_ENTRIES_:
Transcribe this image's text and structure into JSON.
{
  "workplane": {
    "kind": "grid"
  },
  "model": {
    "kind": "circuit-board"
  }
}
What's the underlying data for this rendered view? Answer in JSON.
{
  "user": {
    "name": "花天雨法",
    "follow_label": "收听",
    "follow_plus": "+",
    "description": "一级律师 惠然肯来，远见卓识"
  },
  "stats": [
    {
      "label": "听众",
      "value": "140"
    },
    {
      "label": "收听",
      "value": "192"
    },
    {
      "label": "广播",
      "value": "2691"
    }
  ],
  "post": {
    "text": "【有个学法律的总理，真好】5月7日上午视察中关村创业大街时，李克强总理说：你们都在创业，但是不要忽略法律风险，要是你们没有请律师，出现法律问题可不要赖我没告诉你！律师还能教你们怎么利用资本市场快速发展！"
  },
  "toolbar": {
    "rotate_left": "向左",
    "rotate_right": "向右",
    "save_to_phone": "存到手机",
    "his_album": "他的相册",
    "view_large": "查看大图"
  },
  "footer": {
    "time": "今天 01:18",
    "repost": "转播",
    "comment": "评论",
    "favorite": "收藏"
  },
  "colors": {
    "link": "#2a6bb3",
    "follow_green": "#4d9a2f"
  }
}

_AIM_:
Go through the records and print each one exactly.

_RESULT_:
Transcribe this image's text and structure into JSON.
{
  "workplane": {
    "kind": "grid"
  },
  "model": {
    "kind": "circuit-board"
  }
}
What's the underlying data for this rendered view? Answer in JSON.
{
  "user": {
    "name": "花天雨法",
    "follow_label": "收听",
    "follow_plus": "+",
    "description": "一级律师 惠然肯来，远见卓识"
  },
  "stats": [
    {
      "label": "听众",
      "value": "140"
    },
    {
      "label": "收听",
      "value": "192"
    },
    {
      "label": "广播",
      "value": "2691"
    }
  ],
  "post": {
    "text": "【有个学法律的总理，真好】5月7日上午视察中关村创业大街时，李克强总理说：你们都在创业，但是不要忽略法律风险，要是你们没有请律师，出现法律问题可不要赖我没告诉你！律师还能教你们怎么利用资本市场快速发展！"
  },
  "toolbar": {
    "rotate_left": "向左",
    "rotate_right": "向右",
    "save_to_phone": "存到手机",
    "his_album": "他的相册",
    "view_large": "查看大图"
  },
  "footer": {
    "time": "今天 01:18",
    "repost": "转播",
    "comment": "评论",
    "favorite": "收藏"
  },
  "colors": {
    "link": "#2a6bb3",
    "follow_green": "#4d9a2f"
  }
}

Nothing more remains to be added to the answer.